[Data excerpts]
** Start **

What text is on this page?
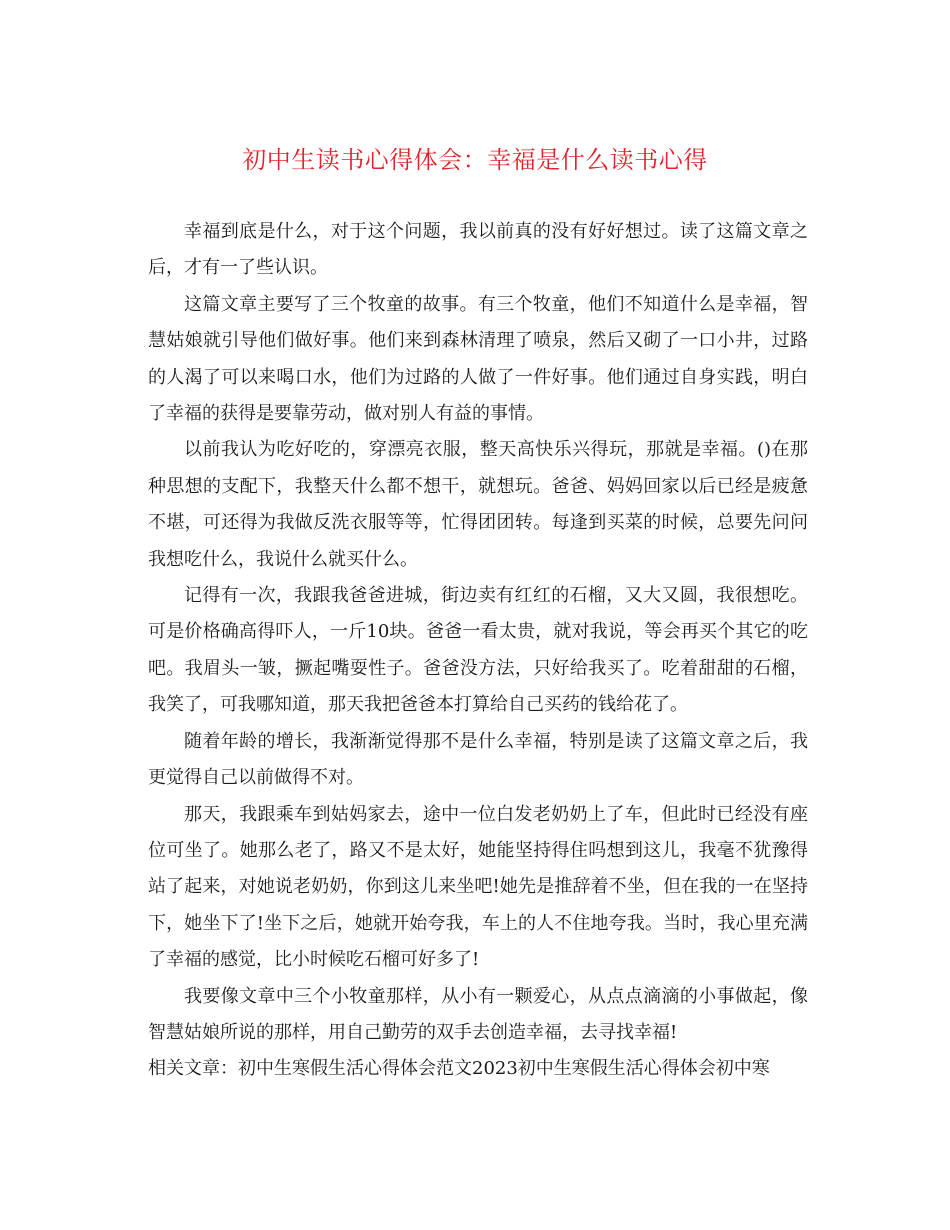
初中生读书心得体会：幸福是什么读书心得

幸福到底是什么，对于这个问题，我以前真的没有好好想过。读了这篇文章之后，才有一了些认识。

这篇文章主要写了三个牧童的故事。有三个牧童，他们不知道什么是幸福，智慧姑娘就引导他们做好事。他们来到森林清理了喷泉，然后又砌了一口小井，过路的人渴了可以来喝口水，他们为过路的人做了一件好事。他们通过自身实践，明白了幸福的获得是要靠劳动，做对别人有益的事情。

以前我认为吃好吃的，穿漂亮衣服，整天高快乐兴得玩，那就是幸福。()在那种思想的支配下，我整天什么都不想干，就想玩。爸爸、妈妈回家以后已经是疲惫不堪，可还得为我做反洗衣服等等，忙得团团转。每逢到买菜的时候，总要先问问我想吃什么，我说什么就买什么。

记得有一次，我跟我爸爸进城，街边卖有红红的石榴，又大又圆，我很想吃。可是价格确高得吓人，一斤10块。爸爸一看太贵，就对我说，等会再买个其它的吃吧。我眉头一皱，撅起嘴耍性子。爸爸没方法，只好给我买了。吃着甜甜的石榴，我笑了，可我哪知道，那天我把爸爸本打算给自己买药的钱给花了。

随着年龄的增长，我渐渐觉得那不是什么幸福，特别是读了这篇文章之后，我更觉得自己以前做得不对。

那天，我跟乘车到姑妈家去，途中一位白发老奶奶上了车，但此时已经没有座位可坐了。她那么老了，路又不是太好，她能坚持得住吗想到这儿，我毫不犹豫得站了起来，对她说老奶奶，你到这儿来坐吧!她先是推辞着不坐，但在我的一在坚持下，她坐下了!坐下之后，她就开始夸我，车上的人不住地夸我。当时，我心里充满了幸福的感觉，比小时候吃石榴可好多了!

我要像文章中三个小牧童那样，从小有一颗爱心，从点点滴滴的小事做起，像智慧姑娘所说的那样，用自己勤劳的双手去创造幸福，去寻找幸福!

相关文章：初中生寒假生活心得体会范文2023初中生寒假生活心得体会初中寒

** End **
** Start **

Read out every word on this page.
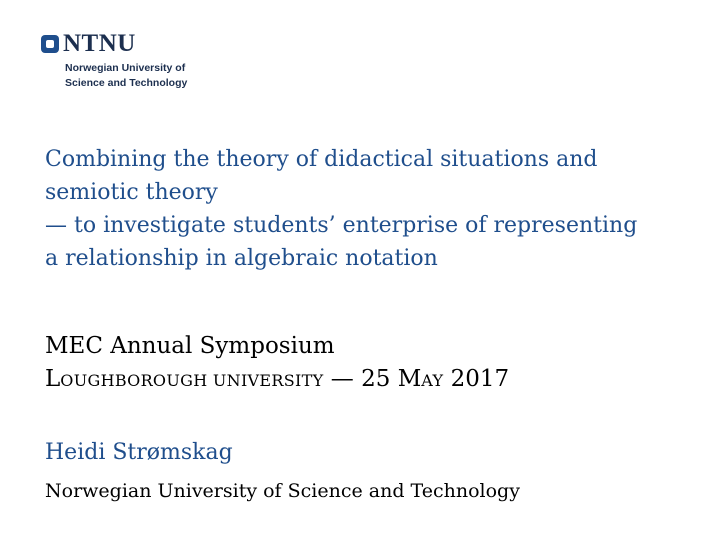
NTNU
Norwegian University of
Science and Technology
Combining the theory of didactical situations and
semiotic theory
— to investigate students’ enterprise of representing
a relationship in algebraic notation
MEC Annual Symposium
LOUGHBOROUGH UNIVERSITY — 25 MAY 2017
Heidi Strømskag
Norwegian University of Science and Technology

** End **

#### PROBLEM DETAILS:
Lines that hold "page" are the ones to copy; find all of them.

#### COMPLETED TASK:
What text is on this page?
Read out every word on this page.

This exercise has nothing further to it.